Collection entries:
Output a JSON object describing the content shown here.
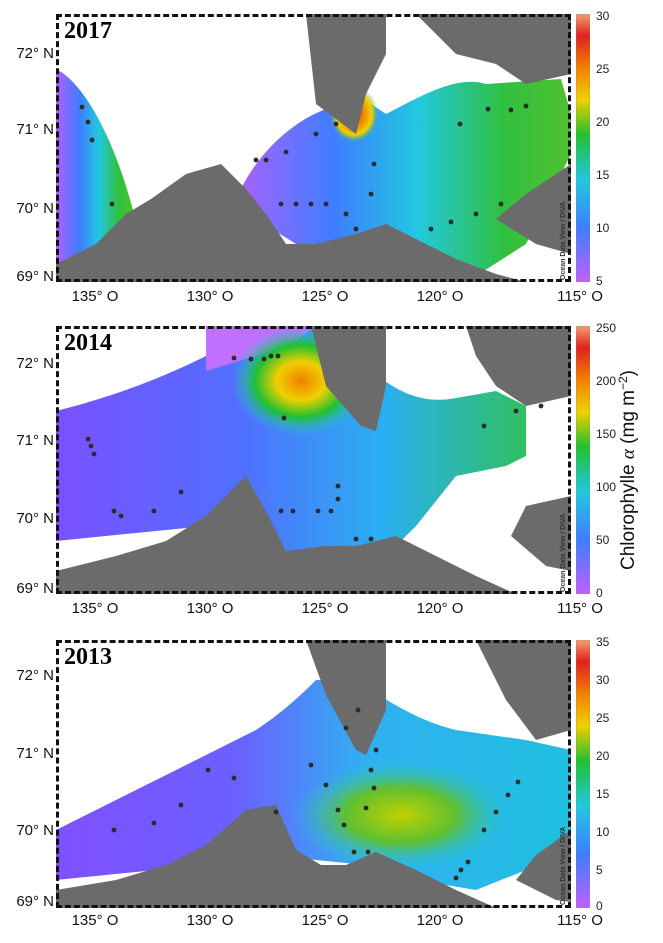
{
  "colorbar_title": {
    "prefix": "Chlorophylle ",
    "symbol": "α",
    "unit": " (mg m",
    "exp": "−2",
    "close": ")"
  },
  "watermark": "Ocean Data View / DIVA",
  "colors": {
    "land": "#6b6b6b",
    "stations": "#2b2b2b",
    "scale": [
      "#c060ff",
      "#3f7dff",
      "#22c8e0",
      "#22c030",
      "#f0d000",
      "#f08000",
      "#e02020",
      "#f0a070"
    ]
  },
  "panels": [
    {
      "year": "2017",
      "lat_labels": [
        "72° N",
        "71° N",
        "70° N",
        "69° N"
      ],
      "lon_labels": [
        "135° O",
        "130° O",
        "125° O",
        "120° O",
        "115° O"
      ],
      "colorbar": {
        "min": 5,
        "max": 30,
        "ticks": [
          "30",
          "25",
          "20",
          "15",
          "10",
          "5"
        ]
      }
    },
    {
      "year": "2014",
      "lat_labels": [
        "72° N",
        "71° N",
        "70° N",
        "69° N"
      ],
      "lon_labels": [
        "135° O",
        "130° O",
        "125° O",
        "120° O",
        "115° O"
      ],
      "colorbar": {
        "min": 0,
        "max": 250,
        "ticks": [
          "250",
          "200",
          "150",
          "100",
          "50",
          "0"
        ]
      }
    },
    {
      "year": "2013",
      "lat_labels": [
        "72° N",
        "71° N",
        "70° N",
        "69° N"
      ],
      "lon_labels": [
        "135° O",
        "130° O",
        "125° O",
        "120° O",
        "115° O"
      ],
      "colorbar": {
        "min": 0,
        "max": 35,
        "ticks": [
          "35",
          "30",
          "25",
          "20",
          "15",
          "10",
          "5",
          "0"
        ]
      }
    }
  ]
}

*Task to complete:* Leave out every picture and copy the rest of the records exactly.

*Final answer:*
Output a JSON object describing the content shown here.
{
  "colorbar_title": {
    "prefix": "Chlorophylle ",
    "symbol": "α",
    "unit": " (mg m",
    "exp": "−2",
    "close": ")"
  },
  "watermark": "Ocean Data View / DIVA",
  "colors": {
    "land": "#6b6b6b",
    "stations": "#2b2b2b",
    "scale": [
      "#c060ff",
      "#3f7dff",
      "#22c8e0",
      "#22c030",
      "#f0d000",
      "#f08000",
      "#e02020",
      "#f0a070"
    ]
  },
  "panels": [
    {
      "year": "2017",
      "lat_labels": [
        "72° N",
        "71° N",
        "70° N",
        "69° N"
      ],
      "lon_labels": [
        "135° O",
        "130° O",
        "125° O",
        "120° O",
        "115° O"
      ],
      "colorbar": {
        "min": 5,
        "max": 30,
        "ticks": [
          "30",
          "25",
          "20",
          "15",
          "10",
          "5"
        ]
      }
    },
    {
      "year": "2014",
      "lat_labels": [
        "72° N",
        "71° N",
        "70° N",
        "69° N"
      ],
      "lon_labels": [
        "135° O",
        "130° O",
        "125° O",
        "120° O",
        "115° O"
      ],
      "colorbar": {
        "min": 0,
        "max": 250,
        "ticks": [
          "250",
          "200",
          "150",
          "100",
          "50",
          "0"
        ]
      }
    },
    {
      "year": "2013",
      "lat_labels": [
        "72° N",
        "71° N",
        "70° N",
        "69° N"
      ],
      "lon_labels": [
        "135° O",
        "130° O",
        "125° O",
        "120° O",
        "115° O"
      ],
      "colorbar": {
        "min": 0,
        "max": 35,
        "ticks": [
          "35",
          "30",
          "25",
          "20",
          "15",
          "10",
          "5",
          "0"
        ]
      }
    }
  ]
}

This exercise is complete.